▶ What is needed
What is the number of lines holding the word "correspondientes"? Write that number and nothing else.

▶ Supplied data

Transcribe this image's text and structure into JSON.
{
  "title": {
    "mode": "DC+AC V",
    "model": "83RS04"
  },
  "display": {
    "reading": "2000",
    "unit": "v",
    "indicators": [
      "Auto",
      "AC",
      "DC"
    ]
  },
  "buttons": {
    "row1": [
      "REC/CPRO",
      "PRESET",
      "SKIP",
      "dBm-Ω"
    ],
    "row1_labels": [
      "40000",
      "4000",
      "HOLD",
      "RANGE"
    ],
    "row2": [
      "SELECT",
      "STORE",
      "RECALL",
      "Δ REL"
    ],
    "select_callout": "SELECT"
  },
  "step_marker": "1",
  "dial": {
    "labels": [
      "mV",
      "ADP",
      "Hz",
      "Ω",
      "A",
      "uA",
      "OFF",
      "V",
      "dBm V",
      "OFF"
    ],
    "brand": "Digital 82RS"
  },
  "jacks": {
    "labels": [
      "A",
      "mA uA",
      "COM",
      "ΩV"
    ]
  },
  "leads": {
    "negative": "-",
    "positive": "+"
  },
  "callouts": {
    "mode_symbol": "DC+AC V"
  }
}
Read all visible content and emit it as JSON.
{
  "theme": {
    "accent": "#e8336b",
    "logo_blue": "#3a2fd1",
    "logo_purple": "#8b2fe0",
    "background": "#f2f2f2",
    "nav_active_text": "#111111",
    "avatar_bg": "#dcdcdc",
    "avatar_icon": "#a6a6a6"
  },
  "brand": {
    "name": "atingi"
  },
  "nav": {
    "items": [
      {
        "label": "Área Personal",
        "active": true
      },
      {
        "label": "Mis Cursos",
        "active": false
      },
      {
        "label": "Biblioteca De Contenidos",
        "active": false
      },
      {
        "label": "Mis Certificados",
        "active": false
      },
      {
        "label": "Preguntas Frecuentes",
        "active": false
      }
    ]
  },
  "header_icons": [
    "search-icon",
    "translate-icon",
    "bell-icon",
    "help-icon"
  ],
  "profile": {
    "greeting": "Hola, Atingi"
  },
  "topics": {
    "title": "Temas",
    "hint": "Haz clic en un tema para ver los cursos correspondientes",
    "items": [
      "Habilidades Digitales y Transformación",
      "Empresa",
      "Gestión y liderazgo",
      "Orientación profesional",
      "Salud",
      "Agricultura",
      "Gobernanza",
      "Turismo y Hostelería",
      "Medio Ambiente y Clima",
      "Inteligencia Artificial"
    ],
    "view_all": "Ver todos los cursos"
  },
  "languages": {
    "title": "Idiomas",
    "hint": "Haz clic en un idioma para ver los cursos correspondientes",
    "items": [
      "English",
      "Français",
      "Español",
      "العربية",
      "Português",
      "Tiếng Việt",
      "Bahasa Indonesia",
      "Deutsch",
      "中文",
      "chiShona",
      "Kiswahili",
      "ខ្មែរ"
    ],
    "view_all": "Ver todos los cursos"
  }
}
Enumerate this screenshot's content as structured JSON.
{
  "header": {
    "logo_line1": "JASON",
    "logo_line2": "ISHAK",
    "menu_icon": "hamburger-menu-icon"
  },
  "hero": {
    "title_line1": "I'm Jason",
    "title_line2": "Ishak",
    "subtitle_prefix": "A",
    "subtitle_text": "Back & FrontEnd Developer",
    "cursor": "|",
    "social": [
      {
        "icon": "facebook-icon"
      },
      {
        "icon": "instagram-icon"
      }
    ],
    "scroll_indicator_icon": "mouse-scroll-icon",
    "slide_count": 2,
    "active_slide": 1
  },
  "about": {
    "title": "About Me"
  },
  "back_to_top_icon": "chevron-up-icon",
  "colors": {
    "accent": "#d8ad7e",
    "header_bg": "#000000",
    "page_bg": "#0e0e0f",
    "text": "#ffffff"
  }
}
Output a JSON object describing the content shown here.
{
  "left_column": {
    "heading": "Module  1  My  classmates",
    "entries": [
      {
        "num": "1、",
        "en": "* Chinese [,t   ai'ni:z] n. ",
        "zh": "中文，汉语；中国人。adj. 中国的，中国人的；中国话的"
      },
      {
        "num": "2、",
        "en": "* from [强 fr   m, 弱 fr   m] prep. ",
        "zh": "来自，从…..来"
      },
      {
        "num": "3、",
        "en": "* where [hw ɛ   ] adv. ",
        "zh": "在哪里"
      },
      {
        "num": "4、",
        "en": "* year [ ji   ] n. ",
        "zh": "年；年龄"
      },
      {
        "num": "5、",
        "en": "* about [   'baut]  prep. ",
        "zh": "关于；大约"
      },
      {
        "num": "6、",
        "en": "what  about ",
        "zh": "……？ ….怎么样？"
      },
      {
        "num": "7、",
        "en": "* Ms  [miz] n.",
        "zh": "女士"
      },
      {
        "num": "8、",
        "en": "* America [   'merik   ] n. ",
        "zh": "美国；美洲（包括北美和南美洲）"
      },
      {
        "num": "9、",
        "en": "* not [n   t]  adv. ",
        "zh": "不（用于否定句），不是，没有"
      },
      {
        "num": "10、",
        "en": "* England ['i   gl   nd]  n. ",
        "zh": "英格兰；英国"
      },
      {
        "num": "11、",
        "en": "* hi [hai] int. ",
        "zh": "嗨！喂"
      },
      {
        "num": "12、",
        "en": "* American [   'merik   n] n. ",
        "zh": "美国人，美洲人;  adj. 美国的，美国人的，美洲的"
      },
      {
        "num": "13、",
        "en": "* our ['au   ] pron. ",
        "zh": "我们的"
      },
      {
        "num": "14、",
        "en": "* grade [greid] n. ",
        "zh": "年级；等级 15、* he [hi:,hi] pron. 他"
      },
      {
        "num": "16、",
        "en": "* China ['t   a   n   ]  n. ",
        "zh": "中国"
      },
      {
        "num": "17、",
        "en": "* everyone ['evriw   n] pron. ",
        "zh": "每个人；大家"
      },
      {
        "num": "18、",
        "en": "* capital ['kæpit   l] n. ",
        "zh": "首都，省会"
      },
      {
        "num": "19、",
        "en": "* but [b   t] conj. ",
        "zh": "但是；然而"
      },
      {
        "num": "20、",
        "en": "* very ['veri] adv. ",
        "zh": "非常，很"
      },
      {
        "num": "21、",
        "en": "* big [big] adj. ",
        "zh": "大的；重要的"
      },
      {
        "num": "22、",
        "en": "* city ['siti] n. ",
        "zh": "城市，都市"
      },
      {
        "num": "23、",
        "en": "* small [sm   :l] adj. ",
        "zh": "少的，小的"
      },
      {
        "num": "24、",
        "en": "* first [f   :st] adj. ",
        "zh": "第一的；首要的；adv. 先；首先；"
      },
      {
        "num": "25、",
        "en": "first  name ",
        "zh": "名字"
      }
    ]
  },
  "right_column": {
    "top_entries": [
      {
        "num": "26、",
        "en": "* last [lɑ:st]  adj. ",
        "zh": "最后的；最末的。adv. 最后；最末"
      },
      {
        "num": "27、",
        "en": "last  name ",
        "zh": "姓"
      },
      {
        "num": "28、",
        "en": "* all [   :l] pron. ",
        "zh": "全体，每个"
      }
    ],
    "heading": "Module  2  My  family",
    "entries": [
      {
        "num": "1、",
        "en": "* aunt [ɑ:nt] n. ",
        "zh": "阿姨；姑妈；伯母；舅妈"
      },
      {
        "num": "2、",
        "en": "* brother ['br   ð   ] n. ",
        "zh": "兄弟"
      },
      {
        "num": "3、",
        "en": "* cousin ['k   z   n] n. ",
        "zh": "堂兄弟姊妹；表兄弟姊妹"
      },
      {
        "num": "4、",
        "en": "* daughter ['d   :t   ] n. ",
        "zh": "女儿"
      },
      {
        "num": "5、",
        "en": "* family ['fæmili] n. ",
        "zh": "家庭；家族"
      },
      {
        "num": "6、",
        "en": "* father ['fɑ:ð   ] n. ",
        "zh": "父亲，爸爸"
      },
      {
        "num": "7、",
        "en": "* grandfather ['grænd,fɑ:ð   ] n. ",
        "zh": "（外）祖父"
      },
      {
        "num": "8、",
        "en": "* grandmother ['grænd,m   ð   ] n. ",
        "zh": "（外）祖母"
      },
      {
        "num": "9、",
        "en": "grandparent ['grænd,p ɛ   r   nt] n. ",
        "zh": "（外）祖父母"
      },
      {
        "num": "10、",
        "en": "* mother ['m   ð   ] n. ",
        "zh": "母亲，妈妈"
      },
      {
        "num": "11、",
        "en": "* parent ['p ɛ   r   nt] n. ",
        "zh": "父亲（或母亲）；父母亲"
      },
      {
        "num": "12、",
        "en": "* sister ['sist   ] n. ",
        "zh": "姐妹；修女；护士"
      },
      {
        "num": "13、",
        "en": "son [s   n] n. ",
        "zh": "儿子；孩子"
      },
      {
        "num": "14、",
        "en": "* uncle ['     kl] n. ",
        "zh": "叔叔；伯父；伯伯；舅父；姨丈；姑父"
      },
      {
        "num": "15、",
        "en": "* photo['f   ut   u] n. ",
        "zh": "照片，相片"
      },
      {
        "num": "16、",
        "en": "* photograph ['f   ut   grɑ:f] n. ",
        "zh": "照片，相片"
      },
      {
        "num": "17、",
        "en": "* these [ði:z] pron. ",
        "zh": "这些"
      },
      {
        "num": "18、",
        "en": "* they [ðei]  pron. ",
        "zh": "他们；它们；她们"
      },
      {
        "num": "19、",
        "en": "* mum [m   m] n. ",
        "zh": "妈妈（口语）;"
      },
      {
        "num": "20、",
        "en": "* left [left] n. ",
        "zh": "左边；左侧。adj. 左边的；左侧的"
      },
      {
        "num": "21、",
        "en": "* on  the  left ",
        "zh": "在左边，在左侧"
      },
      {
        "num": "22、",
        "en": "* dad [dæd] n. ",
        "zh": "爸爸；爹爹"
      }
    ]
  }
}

▶ Task output
2